WHAT NEEDS TO BE DONE -> Lift out all lines below that contain "Stewart".

Stored dataset items
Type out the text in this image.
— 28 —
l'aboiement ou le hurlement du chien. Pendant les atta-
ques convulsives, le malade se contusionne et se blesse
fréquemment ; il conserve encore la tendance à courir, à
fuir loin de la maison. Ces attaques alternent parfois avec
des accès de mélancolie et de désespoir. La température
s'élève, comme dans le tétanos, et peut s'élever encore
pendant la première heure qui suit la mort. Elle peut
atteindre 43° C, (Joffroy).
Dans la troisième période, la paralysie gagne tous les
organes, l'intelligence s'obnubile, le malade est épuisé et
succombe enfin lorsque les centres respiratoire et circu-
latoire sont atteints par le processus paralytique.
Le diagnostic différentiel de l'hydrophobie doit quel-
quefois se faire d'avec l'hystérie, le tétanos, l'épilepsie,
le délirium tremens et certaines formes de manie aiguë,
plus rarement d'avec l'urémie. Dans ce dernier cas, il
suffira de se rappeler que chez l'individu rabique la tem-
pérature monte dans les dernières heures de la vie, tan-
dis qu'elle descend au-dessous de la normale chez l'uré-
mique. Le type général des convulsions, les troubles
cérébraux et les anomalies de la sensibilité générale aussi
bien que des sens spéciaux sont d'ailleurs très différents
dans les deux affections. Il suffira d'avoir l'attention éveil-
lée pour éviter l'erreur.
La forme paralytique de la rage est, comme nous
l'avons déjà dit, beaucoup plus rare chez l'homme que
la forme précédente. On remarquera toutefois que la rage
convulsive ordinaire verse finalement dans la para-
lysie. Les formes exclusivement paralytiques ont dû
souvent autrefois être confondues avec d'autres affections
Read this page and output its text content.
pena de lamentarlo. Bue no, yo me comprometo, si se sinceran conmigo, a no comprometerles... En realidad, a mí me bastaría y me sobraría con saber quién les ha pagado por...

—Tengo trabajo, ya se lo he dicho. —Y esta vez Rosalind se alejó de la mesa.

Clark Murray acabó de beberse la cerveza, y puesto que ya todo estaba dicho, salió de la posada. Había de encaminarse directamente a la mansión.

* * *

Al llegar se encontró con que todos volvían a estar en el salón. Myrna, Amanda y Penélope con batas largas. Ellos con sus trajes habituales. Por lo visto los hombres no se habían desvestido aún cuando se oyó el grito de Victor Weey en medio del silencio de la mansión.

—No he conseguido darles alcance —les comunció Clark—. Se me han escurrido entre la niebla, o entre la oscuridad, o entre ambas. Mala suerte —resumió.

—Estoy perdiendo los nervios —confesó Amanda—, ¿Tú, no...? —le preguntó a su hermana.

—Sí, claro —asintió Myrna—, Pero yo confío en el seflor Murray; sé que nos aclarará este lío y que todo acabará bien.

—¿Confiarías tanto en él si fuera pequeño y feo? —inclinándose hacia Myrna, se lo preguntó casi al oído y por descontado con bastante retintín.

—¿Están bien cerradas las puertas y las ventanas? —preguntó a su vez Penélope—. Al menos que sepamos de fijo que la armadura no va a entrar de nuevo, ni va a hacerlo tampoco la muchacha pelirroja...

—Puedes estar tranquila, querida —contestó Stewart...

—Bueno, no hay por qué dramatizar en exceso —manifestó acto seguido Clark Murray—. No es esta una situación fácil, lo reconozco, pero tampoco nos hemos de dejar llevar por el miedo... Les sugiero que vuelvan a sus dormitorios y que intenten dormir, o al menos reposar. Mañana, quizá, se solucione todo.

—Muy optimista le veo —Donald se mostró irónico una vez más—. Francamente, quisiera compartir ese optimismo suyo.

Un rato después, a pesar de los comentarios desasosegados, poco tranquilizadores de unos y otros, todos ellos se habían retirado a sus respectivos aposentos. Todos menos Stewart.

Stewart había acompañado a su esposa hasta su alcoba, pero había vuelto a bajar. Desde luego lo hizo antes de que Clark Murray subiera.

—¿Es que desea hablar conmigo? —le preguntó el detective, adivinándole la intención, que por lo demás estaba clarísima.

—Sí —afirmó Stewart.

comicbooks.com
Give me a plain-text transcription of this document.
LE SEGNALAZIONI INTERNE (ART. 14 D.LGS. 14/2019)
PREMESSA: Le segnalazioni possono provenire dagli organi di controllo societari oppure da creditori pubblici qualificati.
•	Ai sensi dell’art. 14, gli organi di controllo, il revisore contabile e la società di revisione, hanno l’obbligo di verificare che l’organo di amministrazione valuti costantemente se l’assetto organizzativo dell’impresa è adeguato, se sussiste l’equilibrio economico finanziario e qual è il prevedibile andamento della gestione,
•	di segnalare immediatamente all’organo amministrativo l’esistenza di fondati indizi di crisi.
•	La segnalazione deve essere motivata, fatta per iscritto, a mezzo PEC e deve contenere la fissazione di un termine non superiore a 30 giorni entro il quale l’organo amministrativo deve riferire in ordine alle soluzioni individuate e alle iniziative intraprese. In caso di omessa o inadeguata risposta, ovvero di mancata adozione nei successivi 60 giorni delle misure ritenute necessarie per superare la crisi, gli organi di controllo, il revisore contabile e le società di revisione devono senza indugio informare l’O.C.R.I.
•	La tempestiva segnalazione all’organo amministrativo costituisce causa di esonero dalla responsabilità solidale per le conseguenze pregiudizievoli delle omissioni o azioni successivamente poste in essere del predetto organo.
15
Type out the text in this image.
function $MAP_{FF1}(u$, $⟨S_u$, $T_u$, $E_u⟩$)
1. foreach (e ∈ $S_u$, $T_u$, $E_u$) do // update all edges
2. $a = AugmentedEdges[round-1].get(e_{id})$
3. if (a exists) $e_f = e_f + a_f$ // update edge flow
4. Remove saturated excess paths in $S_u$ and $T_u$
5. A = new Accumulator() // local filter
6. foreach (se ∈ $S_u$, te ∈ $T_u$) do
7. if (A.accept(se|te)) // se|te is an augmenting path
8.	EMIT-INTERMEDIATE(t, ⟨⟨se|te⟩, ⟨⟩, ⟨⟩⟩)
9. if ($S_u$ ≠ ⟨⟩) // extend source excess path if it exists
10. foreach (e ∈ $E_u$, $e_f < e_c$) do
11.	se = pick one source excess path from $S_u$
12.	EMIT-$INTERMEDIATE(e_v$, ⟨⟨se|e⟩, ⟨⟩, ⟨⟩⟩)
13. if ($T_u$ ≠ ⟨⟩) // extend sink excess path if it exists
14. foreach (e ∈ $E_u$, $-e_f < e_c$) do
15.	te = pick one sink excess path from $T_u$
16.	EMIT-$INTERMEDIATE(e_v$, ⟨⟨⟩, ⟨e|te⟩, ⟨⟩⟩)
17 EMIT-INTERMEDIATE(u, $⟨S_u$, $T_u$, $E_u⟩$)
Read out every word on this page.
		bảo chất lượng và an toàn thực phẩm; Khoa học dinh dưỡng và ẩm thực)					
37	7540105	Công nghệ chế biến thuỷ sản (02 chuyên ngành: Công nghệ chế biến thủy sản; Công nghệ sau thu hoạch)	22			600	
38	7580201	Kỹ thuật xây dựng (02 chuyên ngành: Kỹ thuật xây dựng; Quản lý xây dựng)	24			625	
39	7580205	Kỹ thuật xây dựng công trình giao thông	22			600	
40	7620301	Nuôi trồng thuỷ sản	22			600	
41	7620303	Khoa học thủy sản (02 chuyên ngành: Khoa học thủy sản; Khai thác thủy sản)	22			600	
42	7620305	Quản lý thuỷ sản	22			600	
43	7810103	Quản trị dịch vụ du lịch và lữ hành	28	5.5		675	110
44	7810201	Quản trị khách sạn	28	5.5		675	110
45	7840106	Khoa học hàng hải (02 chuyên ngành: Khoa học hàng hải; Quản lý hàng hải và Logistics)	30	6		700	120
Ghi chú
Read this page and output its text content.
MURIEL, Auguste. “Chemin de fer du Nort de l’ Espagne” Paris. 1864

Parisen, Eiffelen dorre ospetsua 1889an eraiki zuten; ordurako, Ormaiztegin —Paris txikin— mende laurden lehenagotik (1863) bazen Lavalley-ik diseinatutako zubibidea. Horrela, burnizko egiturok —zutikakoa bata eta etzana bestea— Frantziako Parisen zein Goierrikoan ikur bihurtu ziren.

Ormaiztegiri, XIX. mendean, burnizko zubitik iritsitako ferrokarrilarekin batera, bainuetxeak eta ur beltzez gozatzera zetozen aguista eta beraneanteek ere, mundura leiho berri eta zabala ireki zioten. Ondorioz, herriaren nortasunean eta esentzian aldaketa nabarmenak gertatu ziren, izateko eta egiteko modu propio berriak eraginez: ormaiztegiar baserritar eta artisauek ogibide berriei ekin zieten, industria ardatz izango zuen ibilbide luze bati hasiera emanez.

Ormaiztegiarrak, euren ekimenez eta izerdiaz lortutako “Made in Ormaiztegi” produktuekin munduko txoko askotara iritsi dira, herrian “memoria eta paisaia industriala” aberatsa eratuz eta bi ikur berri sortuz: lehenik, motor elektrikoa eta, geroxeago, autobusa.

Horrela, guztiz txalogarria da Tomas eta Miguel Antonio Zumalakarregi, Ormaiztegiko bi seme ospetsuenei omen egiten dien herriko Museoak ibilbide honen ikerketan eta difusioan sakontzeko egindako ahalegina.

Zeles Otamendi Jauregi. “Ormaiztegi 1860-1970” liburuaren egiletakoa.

FINAL RESULT ->
—Puedes estar tranquila, querida —contestó Stewart...
Un rato después, a pesar de los comentarios desasosegados, poco tranquilizadores de unos y otros, todos ellos se habían retirado a sus respectivos aposentos. Todos menos Stewart.
Stewart había acompañado a su esposa hasta su alcoba, pero había vuelto a bajar. Desde luego lo hizo antes de que Clark Murray subiera.
—Sí —afirmó Stewart.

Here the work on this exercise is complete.